Output every line below without omitting or altering anything.

## Start

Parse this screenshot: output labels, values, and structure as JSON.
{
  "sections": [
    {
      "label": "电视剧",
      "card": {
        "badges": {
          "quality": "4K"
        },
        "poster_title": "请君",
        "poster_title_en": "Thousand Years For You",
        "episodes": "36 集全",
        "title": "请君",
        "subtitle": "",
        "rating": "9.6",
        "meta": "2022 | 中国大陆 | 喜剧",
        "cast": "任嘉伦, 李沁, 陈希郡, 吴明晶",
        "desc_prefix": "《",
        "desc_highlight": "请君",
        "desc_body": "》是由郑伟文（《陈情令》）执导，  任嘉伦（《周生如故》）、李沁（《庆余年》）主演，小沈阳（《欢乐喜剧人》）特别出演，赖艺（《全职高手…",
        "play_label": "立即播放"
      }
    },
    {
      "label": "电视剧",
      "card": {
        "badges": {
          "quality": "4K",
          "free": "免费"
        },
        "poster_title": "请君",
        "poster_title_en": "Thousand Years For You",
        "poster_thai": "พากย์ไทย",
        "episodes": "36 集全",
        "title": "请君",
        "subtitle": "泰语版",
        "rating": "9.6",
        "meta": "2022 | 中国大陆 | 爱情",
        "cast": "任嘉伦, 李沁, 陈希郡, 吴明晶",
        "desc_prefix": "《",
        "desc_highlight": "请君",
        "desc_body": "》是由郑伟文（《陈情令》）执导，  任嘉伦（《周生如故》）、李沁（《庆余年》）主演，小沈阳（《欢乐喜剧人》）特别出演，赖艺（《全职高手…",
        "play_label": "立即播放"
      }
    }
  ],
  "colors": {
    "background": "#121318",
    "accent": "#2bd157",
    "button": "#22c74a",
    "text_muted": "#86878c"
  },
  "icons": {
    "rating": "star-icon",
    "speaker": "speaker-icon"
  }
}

## End

*WORKED SOLUTION*.
Parse this screenshot: output labels, values, and structure as JSON.
{
  "sections": [
    {
      "label": "电视剧",
      "card": {
        "badges": {
          "quality": "4K"
        },
        "poster_title": "请君",
        "poster_title_en": "Thousand Years For You",
        "episodes": "36 集全",
        "title": "请君",
        "subtitle": "",
        "rating": "9.6",
        "meta": "2022 | 中国大陆 | 喜剧",
        "cast": "任嘉伦, 李沁, 陈希郡, 吴明晶",
        "desc_prefix": "《",
        "desc_highlight": "请君",
        "desc_body": "》是由郑伟文（《陈情令》）执导，  任嘉伦（《周生如故》）、李沁（《庆余年》）主演，小沈阳（《欢乐喜剧人》）特别出演，赖艺（《全职高手…",
        "play_label": "立即播放"
      }
    },
    {
      "label": "电视剧",
      "card": {
        "badges": {
          "quality": "4K",
          "free": "免费"
        },
        "poster_title": "请君",
        "poster_title_en": "Thousand Years For You",
        "poster_thai": "พากย์ไทย",
        "episodes": "36 集全",
        "title": "请君",
        "subtitle": "泰语版",
        "rating": "9.6",
        "meta": "2022 | 中国大陆 | 爱情",
        "cast": "任嘉伦, 李沁, 陈希郡, 吴明晶",
        "desc_prefix": "《",
        "desc_highlight": "请君",
        "desc_body": "》是由郑伟文（《陈情令》）执导，  任嘉伦（《周生如故》）、李沁（《庆余年》）主演，小沈阳（《欢乐喜剧人》）特别出演，赖艺（《全职高手…",
        "play_label": "立即播放"
      }
    }
  ],
  "colors": {
    "background": "#121318",
    "accent": "#2bd157",
    "button": "#22c74a",
    "text_muted": "#86878c"
  },
  "icons": {
    "rating": "star-icon",
    "speaker": "speaker-icon"
  }
}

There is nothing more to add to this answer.